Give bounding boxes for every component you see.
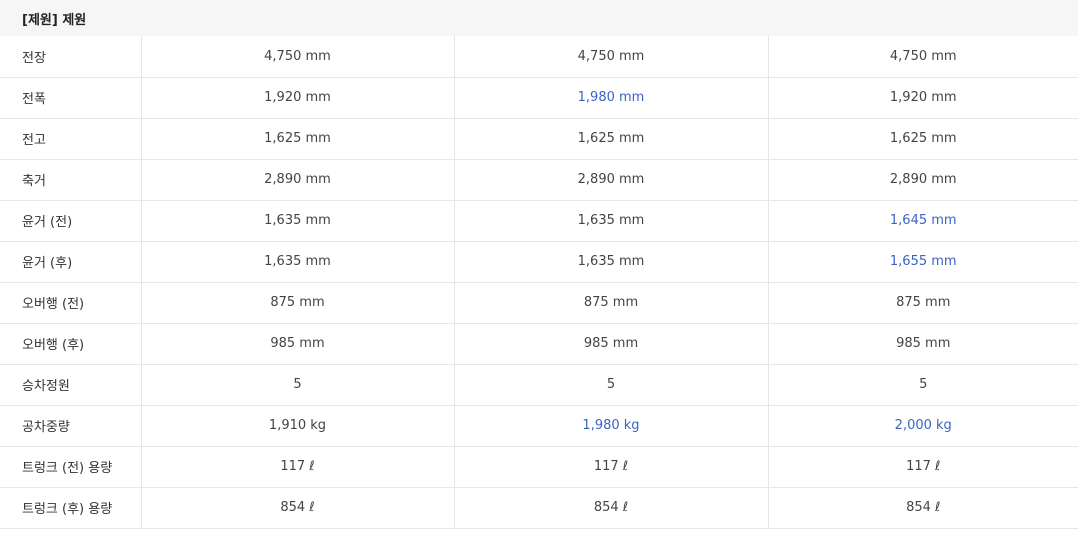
row-label: 오버행 (후) — [0, 323, 142, 365]
table-row: 윤거 (후) 1,635 mm 1,635 mm 1,655 mm — [0, 241, 1078, 283]
row-label: 승차정원 — [0, 364, 142, 406]
table-row: 공차중량 1,910 kg 1,980 kg 2,000 kg — [0, 405, 1078, 447]
value-cell-trim-3: 875 mm — [768, 282, 1078, 324]
value-cell-trim-2: 1,635 mm — [454, 241, 769, 283]
value-cell-trim-1: 1,920 mm — [141, 77, 455, 119]
value-cell-trim-2: 4,750 mm — [454, 36, 769, 78]
value-cell-trim-3: 1,655 mm — [768, 241, 1078, 283]
table-row: 전폭 1,920 mm 1,980 mm 1,920 mm — [0, 77, 1078, 119]
table-row: 전장 4,750 mm 4,750 mm 4,750 mm — [0, 36, 1078, 78]
value-cell-trim-2: 117 ℓ — [454, 446, 769, 488]
row-label: 전장 — [0, 36, 142, 78]
table-row: 승차정원 5 5 5 — [0, 364, 1078, 406]
row-label: 축거 — [0, 159, 142, 201]
table-row: 트렁크 (후) 용량 854 ℓ 854 ℓ 854 ℓ — [0, 487, 1078, 529]
table-row: 오버행 (후) 985 mm 985 mm 985 mm — [0, 323, 1078, 365]
value-cell-trim-2: 875 mm — [454, 282, 769, 324]
table-row: 트렁크 (전) 용량 117 ℓ 117 ℓ 117 ℓ — [0, 446, 1078, 488]
value-cell-trim-3: 1,920 mm — [768, 77, 1078, 119]
spec-section: [제원] 제원 전장 4,750 mm 4,750 mm 4,750 mm 전폭… — [0, 0, 1078, 529]
value-cell-trim-3: 117 ℓ — [768, 446, 1078, 488]
value-cell-trim-2: 2,890 mm — [454, 159, 769, 201]
value-cell-trim-1: 1,635 mm — [141, 241, 455, 283]
value-cell-trim-2: 1,625 mm — [454, 118, 769, 160]
table-row: 오버행 (전) 875 mm 875 mm 875 mm — [0, 282, 1078, 324]
value-cell-trim-3: 1,625 mm — [768, 118, 1078, 160]
section-title: [제원] 제원 — [0, 0, 1078, 36]
value-cell-trim-2: 5 — [454, 364, 769, 406]
value-cell-trim-2: 985 mm — [454, 323, 769, 365]
table-row: 윤거 (전) 1,635 mm 1,635 mm 1,645 mm — [0, 200, 1078, 242]
row-label: 윤거 (전) — [0, 200, 142, 242]
row-label: 전고 — [0, 118, 142, 160]
row-label: 전폭 — [0, 77, 142, 119]
value-cell-trim-1: 875 mm — [141, 282, 455, 324]
value-cell-trim-2: 854 ℓ — [454, 487, 769, 529]
spec-table: 전장 4,750 mm 4,750 mm 4,750 mm 전폭 1,920 m… — [0, 36, 1078, 529]
row-label: 윤거 (후) — [0, 241, 142, 283]
row-label: 트렁크 (후) 용량 — [0, 487, 142, 529]
value-cell-trim-1: 854 ℓ — [141, 487, 455, 529]
row-label: 공차중량 — [0, 405, 142, 447]
value-cell-trim-2: 1,980 kg — [454, 405, 769, 447]
value-cell-trim-3: 2,890 mm — [768, 159, 1078, 201]
value-cell-trim-1: 985 mm — [141, 323, 455, 365]
value-cell-trim-1: 2,890 mm — [141, 159, 455, 201]
value-cell-trim-1: 4,750 mm — [141, 36, 455, 78]
value-cell-trim-3: 985 mm — [768, 323, 1078, 365]
table-row: 전고 1,625 mm 1,625 mm 1,625 mm — [0, 118, 1078, 160]
value-cell-trim-1: 1,910 kg — [141, 405, 455, 447]
value-cell-trim-2: 1,980 mm — [454, 77, 769, 119]
value-cell-trim-3: 1,645 mm — [768, 200, 1078, 242]
value-cell-trim-1: 5 — [141, 364, 455, 406]
value-cell-trim-3: 4,750 mm — [768, 36, 1078, 78]
value-cell-trim-1: 1,625 mm — [141, 118, 455, 160]
value-cell-trim-3: 5 — [768, 364, 1078, 406]
row-label: 오버행 (전) — [0, 282, 142, 324]
row-label: 트렁크 (전) 용량 — [0, 446, 142, 488]
value-cell-trim-1: 117 ℓ — [141, 446, 455, 488]
spec-table-body: 전장 4,750 mm 4,750 mm 4,750 mm 전폭 1,920 m… — [0, 36, 1078, 529]
value-cell-trim-1: 1,635 mm — [141, 200, 455, 242]
value-cell-trim-2: 1,635 mm — [454, 200, 769, 242]
value-cell-trim-3: 2,000 kg — [768, 405, 1078, 447]
value-cell-trim-3: 854 ℓ — [768, 487, 1078, 529]
table-row: 축거 2,890 mm 2,890 mm 2,890 mm — [0, 159, 1078, 201]
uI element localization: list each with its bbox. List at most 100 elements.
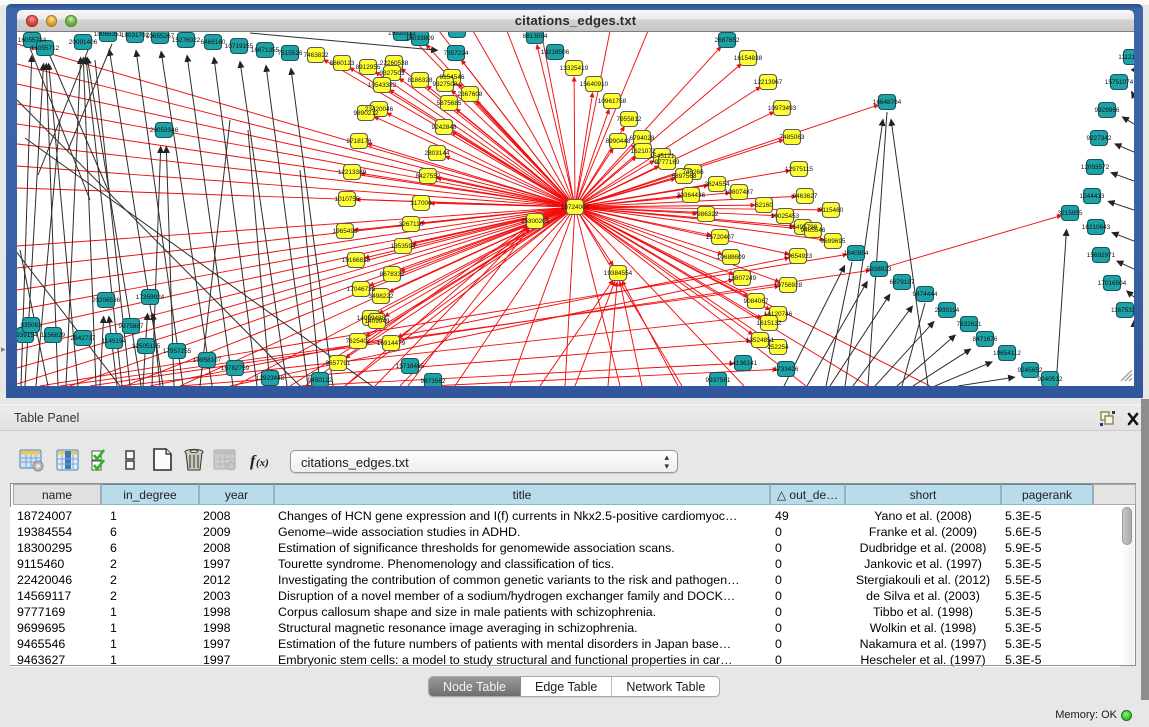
svg-text:8939154: 8939154 <box>17 332 38 339</box>
svg-text:9240512: 9240512 <box>1038 376 1063 383</box>
svg-text:9115460: 9115460 <box>819 207 844 214</box>
svg-text:9873562: 9873562 <box>421 378 446 385</box>
svg-text:9463627: 9463627 <box>793 193 818 200</box>
svg-text:19218506: 19218506 <box>541 49 570 56</box>
svg-text:16154838: 16154838 <box>734 55 763 62</box>
svg-text:15640910: 15640910 <box>580 81 609 88</box>
svg-text:6466160: 6466160 <box>201 39 226 46</box>
svg-text:9937561: 9937561 <box>706 377 731 384</box>
svg-text:14136141: 14136141 <box>729 360 758 367</box>
svg-text:15276022: 15276022 <box>172 37 201 44</box>
svg-text:10688609: 10688609 <box>717 254 746 261</box>
svg-text:10543382: 10543382 <box>368 82 397 89</box>
svg-text:13524851: 13524851 <box>746 337 775 344</box>
svg-text:2367608: 2367608 <box>458 91 483 98</box>
svg-text:1965493: 1965493 <box>333 228 358 235</box>
svg-text:9154546: 9154546 <box>440 74 465 81</box>
svg-text:1353594: 1353594 <box>391 243 416 250</box>
svg-text:16648784: 16648784 <box>873 99 902 106</box>
svg-text:7515526: 7515526 <box>278 50 303 57</box>
svg-text:19384554: 19384554 <box>604 270 633 277</box>
svg-text:9084067: 9084067 <box>744 298 769 305</box>
svg-text:9465546: 9465546 <box>801 227 826 234</box>
svg-text:9474444: 9474444 <box>913 291 938 298</box>
svg-text:1615132: 1615132 <box>757 320 782 327</box>
svg-text:16055724: 16055724 <box>18 37 47 44</box>
svg-text:(x): (x) <box>256 457 269 469</box>
svg-text:16033809: 16033809 <box>406 35 435 42</box>
svg-text:8990448: 8990448 <box>606 138 631 145</box>
svg-text:9329966: 9329966 <box>1095 107 1120 114</box>
svg-text:20364436: 20364436 <box>677 192 706 199</box>
svg-text:11121954: 11121954 <box>1118 54 1134 61</box>
svg-text:20206536: 20206536 <box>92 297 121 304</box>
svg-text:17016504: 17016504 <box>1098 280 1127 287</box>
svg-text:15720407: 15720407 <box>706 234 735 241</box>
svg-text:8471676: 8471676 <box>973 336 998 343</box>
svg-text:19166825: 19166825 <box>342 257 371 264</box>
svg-text:20091406: 20091406 <box>69 39 98 46</box>
svg-text:9450122: 9450122 <box>308 377 333 384</box>
svg-text:12213389: 12213389 <box>338 169 367 176</box>
svg-text:7632621: 7632621 <box>957 321 982 328</box>
svg-text:10025453: 10025453 <box>771 213 800 220</box>
svg-text:6794028: 6794028 <box>630 135 655 142</box>
svg-text:16671355: 16671355 <box>251 47 280 54</box>
svg-text:14055712: 14055712 <box>31 45 60 52</box>
svg-text:12923448: 12923448 <box>256 375 285 382</box>
svg-text:8916254: 8916254 <box>445 32 470 34</box>
svg-text:12975115: 12975115 <box>785 166 813 173</box>
svg-text:18724007: 18724007 <box>561 204 590 211</box>
svg-text:8813054: 8813054 <box>523 33 548 40</box>
svg-text:1244413: 1244413 <box>1080 193 1105 200</box>
svg-text:12505135: 12505135 <box>132 343 161 350</box>
svg-text:5875685: 5875685 <box>437 100 462 107</box>
svg-text:22260538: 22260538 <box>380 60 409 67</box>
svg-text:835061: 835061 <box>20 322 42 329</box>
svg-text:3498222: 3498222 <box>369 293 394 300</box>
svg-text:1145194: 1145194 <box>102 338 127 345</box>
svg-text:2718176: 2718176 <box>347 138 372 145</box>
svg-text:7357224: 7357224 <box>444 50 469 57</box>
svg-text:9327503: 9327503 <box>380 70 405 77</box>
svg-text:19756928: 19756928 <box>774 282 803 289</box>
svg-text:8678332: 8678332 <box>380 271 405 278</box>
svg-text:7485063: 7485063 <box>780 134 805 141</box>
svg-text:1156829: 1156829 <box>41 332 66 339</box>
svg-text:1733426: 1733426 <box>774 366 799 373</box>
svg-text:19654923: 19654923 <box>784 253 813 260</box>
svg-text:6897568: 6897568 <box>672 173 697 180</box>
svg-text:7955812: 7955812 <box>617 116 642 123</box>
svg-text:16782759: 16782759 <box>221 365 250 372</box>
svg-text:17359924: 17359924 <box>136 294 165 301</box>
svg-text:10719155: 10719155 <box>225 43 254 50</box>
svg-text:8186328: 8186328 <box>408 77 433 84</box>
svg-text:19958107: 19958107 <box>193 357 222 364</box>
svg-text:6879197: 6879197 <box>890 279 915 286</box>
svg-text:17957255: 17957255 <box>163 348 192 355</box>
svg-text:8912955: 8912955 <box>356 64 381 71</box>
svg-text:16914479: 16914479 <box>377 340 406 347</box>
svg-text:5938923: 5938923 <box>867 266 892 273</box>
svg-text:10973493: 10973493 <box>768 105 797 112</box>
svg-text:13325419: 13325419 <box>560 65 589 72</box>
svg-text:9975887: 9975887 <box>119 323 144 330</box>
svg-text:2935114: 2935114 <box>935 307 960 314</box>
svg-text:8427552: 8427552 <box>416 173 441 180</box>
svg-text:62160: 62160 <box>755 202 773 209</box>
svg-text:317006: 317006 <box>410 200 432 207</box>
svg-text:2687652: 2687652 <box>715 37 740 44</box>
svg-text:15692971: 15692971 <box>1087 252 1116 259</box>
svg-text:252254: 252254 <box>767 344 789 351</box>
svg-text:7463822: 7463822 <box>304 52 329 59</box>
svg-text:9699695: 9699695 <box>821 238 846 245</box>
svg-text:20053346: 20053346 <box>150 127 179 134</box>
svg-text:1409949: 1409949 <box>365 318 390 325</box>
svg-text:7625402: 7625402 <box>346 338 371 345</box>
svg-text:9890212: 9890212 <box>354 110 379 117</box>
svg-text:17046736: 17046736 <box>347 286 376 293</box>
svg-text:1640954: 1640954 <box>844 250 869 257</box>
svg-text:9245652: 9245652 <box>1018 367 1043 374</box>
svg-text:10065351: 10065351 <box>94 32 123 38</box>
svg-text:8660123: 8660123 <box>330 60 355 67</box>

Stated task: Please put the lines of the records above, starting at the line that contains "svg-text:8939154: 8939154 <box>17" and ending at the line that contains "svg-text:2367608: 2367608 <box>458", into a JSON list of strings, one string per line. Leave out blank lines, and include both end lines.

Exercise solution:
[
  "svg-text:8939154: 8939154 <box>17 332 38 339</box>",
  "svg-text:9240512: 9240512 <box>1038 376 1063 383</box>",
  "svg-text:9115460: 9115460 <box>819 207 844 214</box>",
  "svg-text:9873562: 9873562 <box>421 378 446 385</box>",
  "svg-text:9463627: 9463627 <box>793 193 818 200</box>",
  "svg-text:19218506: 19218506 <box>541 49 570 56</box>",
  "svg-text:16154838: 16154838 <box>734 55 763 62</box>",
  "svg-text:15640910: 15640910 <box>580 81 609 88</box>",
  "svg-text:6466160: 6466160 <box>201 39 226 46</box>",
  "svg-text:9937561: 9937561 <box>706 377 731 384</box>",
  "svg-text:14136141: 14136141 <box>729 360 758 367</box>",
  "svg-text:15276022: 15276022 <box>172 37 201 44</box>",
  "svg-text:10688609: 10688609 <box>717 254 746 261</box>",
  "svg-text:10543382: 10543382 <box>368 82 397 89</box>",
  "svg-text:13524851: 13524851 <box>746 337 775 344</box>",
  "svg-text:2367608: 2367608 <box>458 91 483 98</box>"
]